══ Entries provided
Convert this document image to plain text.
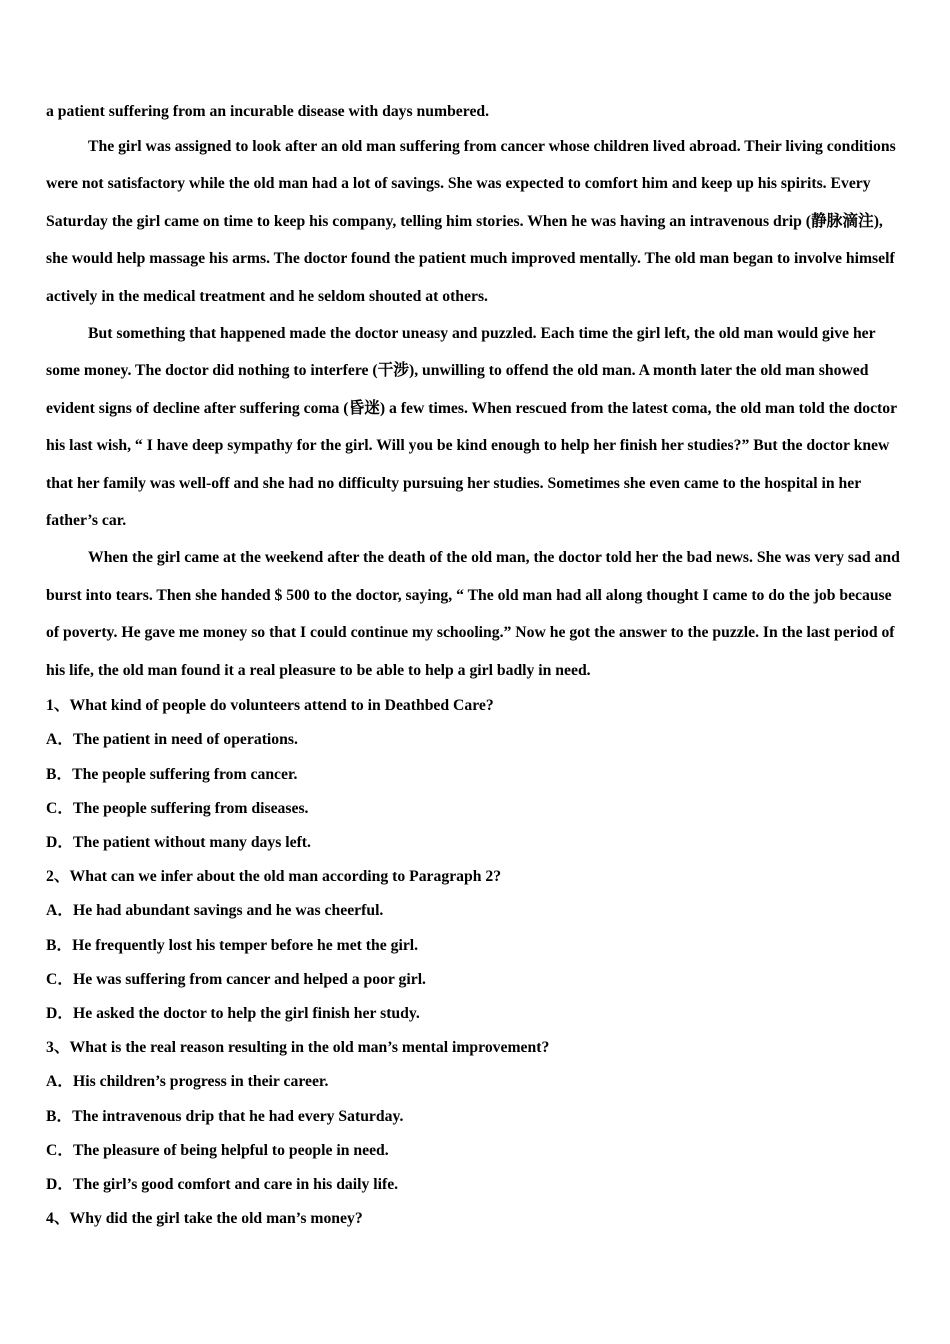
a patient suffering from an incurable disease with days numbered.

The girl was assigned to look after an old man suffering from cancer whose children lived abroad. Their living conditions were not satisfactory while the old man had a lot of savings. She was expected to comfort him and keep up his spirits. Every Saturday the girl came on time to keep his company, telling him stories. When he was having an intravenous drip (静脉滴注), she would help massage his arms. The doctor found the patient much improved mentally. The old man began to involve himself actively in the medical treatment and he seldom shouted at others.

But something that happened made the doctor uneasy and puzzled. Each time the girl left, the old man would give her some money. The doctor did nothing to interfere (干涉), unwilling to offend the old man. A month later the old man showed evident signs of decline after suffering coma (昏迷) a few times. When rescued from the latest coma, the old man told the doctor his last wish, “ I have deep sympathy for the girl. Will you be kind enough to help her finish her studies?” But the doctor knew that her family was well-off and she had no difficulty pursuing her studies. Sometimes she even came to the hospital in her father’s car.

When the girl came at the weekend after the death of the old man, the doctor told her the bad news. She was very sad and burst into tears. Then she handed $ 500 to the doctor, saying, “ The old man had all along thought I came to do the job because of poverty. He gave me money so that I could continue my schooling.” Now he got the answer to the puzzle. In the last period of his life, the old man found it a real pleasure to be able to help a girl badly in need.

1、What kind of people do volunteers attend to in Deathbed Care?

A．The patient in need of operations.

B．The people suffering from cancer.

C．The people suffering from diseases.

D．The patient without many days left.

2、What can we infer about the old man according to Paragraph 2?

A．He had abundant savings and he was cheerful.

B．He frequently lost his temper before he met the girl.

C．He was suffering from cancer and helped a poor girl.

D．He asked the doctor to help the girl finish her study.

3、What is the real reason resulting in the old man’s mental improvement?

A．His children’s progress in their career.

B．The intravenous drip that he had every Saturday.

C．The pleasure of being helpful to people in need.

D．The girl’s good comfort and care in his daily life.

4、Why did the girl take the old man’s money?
════
- _Instruction_
All lines above containing the string "intravenous" are to be collected.

- _Written response_
The girl was assigned to look after an old man suffering from cancer whose children lived abroad. Their living conditions were not satisfactory while the old man had a lot of savings. She was expected to comfort him and keep up his spirits. Every Saturday the girl came on time to keep his company, telling him stories. When he was having an intravenous drip (静脉滴注), she would help massage his arms. The doctor found the patient much improved mentally. The old man began to involve himself actively in the medical treatment and he seldom shouted at others.
B．The intravenous drip that he had every Saturday.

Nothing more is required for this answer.